╭─ EXERCISE MATERIAL
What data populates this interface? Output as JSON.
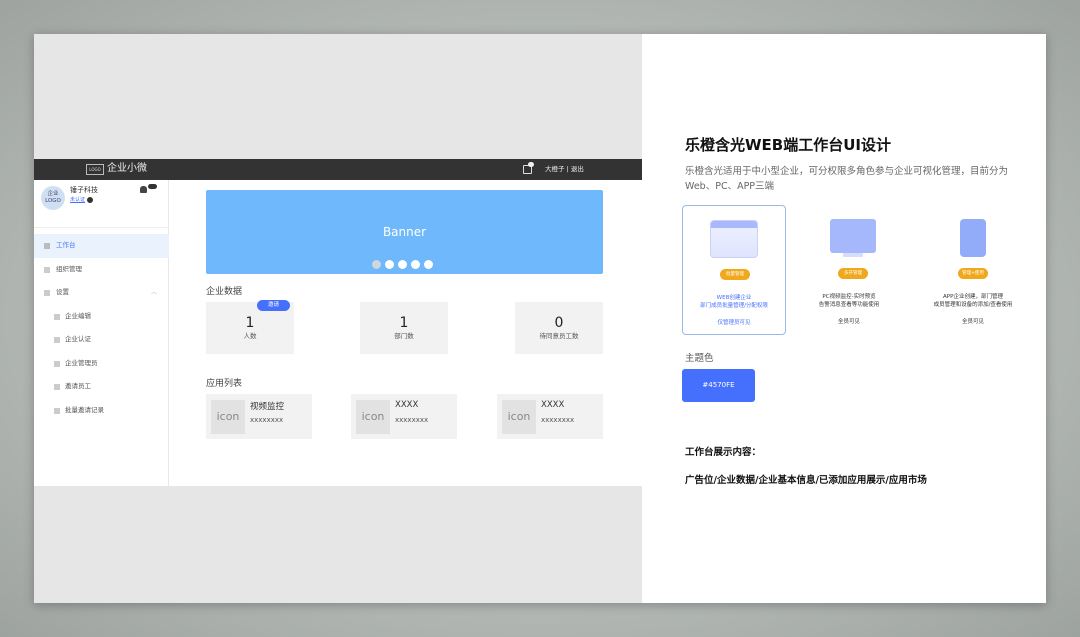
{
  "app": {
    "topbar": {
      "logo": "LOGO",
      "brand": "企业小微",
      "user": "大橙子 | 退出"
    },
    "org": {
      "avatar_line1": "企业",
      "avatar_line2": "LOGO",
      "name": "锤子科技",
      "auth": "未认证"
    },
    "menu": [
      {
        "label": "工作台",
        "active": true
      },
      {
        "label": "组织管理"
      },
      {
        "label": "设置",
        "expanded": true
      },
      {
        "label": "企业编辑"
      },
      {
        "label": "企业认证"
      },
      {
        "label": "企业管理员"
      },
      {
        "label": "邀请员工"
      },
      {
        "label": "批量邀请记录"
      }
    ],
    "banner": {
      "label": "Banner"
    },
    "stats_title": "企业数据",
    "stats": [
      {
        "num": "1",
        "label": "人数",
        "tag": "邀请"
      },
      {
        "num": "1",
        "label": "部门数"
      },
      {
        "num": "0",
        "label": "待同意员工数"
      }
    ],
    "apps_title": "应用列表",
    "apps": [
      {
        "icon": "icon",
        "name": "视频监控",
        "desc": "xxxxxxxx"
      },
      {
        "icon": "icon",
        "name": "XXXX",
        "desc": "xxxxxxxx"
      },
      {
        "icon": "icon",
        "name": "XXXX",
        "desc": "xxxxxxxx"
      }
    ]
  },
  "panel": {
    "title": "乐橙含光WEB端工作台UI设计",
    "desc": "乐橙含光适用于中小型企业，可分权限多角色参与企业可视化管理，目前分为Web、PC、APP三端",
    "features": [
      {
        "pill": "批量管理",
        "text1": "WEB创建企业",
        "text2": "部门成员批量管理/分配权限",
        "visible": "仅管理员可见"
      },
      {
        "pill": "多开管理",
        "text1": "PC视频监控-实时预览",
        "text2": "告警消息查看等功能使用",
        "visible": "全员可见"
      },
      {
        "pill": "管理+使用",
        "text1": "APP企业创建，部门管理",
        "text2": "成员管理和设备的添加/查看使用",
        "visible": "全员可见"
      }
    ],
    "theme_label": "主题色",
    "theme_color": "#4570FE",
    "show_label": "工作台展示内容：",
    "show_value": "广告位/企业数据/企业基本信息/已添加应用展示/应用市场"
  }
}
╰─
╭─ EXERCISE MATERIAL
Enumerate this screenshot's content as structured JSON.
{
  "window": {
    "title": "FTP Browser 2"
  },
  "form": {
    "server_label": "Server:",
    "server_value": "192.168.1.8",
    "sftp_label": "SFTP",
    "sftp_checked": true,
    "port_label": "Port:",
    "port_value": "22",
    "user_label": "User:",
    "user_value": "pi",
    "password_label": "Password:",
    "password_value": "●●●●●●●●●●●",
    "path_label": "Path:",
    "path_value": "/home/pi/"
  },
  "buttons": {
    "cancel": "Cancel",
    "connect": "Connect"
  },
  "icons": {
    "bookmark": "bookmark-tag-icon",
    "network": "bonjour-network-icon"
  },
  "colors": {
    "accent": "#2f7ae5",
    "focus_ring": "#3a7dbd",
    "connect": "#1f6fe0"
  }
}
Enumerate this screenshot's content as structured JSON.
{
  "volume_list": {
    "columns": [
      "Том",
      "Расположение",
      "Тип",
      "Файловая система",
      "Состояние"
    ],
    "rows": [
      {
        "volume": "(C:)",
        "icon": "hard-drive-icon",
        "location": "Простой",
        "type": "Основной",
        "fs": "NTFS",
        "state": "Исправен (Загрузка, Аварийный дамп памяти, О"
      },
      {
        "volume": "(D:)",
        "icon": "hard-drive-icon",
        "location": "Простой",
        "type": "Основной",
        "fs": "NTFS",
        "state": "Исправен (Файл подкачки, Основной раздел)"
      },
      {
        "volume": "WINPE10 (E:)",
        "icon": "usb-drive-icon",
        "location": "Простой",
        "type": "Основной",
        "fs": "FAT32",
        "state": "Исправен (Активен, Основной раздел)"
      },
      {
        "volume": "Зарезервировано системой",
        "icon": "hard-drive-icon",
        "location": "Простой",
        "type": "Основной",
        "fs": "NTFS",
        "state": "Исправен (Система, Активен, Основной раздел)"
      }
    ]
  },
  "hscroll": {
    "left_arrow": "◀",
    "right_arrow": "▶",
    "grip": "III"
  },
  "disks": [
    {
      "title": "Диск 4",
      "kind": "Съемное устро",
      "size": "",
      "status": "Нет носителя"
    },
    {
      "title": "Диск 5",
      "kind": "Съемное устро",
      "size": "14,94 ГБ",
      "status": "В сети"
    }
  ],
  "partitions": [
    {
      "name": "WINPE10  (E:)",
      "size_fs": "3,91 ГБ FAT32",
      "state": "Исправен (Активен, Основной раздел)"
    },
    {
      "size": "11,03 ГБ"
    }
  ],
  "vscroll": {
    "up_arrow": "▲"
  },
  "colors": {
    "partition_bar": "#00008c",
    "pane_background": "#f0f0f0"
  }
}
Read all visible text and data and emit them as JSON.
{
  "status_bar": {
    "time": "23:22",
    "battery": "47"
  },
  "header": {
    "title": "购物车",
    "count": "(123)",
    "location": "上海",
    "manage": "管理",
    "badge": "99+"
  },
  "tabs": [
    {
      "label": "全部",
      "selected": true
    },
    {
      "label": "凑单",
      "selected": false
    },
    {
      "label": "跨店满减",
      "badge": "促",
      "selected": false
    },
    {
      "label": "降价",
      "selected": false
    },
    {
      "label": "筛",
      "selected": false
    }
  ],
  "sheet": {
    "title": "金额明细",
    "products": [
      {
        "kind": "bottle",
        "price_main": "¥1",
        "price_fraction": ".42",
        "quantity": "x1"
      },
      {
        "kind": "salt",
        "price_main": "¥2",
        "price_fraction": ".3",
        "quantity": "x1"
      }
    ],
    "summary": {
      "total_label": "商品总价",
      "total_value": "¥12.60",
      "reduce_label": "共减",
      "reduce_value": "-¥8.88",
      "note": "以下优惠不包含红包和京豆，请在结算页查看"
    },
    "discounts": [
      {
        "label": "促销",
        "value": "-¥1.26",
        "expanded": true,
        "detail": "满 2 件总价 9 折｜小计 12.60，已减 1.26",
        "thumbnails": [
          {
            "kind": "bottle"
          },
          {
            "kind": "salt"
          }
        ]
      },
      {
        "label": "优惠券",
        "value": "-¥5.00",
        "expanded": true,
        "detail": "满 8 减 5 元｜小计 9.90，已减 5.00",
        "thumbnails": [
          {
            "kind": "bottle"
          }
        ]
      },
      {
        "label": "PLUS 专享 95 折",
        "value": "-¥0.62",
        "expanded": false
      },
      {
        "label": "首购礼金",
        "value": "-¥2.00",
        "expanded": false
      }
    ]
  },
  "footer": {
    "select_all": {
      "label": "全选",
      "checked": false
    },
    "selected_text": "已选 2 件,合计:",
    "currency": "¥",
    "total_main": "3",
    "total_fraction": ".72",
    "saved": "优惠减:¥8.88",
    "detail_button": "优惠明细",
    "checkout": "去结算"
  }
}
╰─
### [EXERCISE DIRECTIONS]
Using the listing above, show every line that includes the string "раздел".

### [ANSWER TO THE TASK]
        "state": "Исправен (Файл подкачки, Основной раздел)"
        "state": "Исправен (Активен, Основной раздел)"
        "state": "Исправен (Система, Активен, Основной раздел)"
      "state": "Исправен (Активен, Основной раздел)"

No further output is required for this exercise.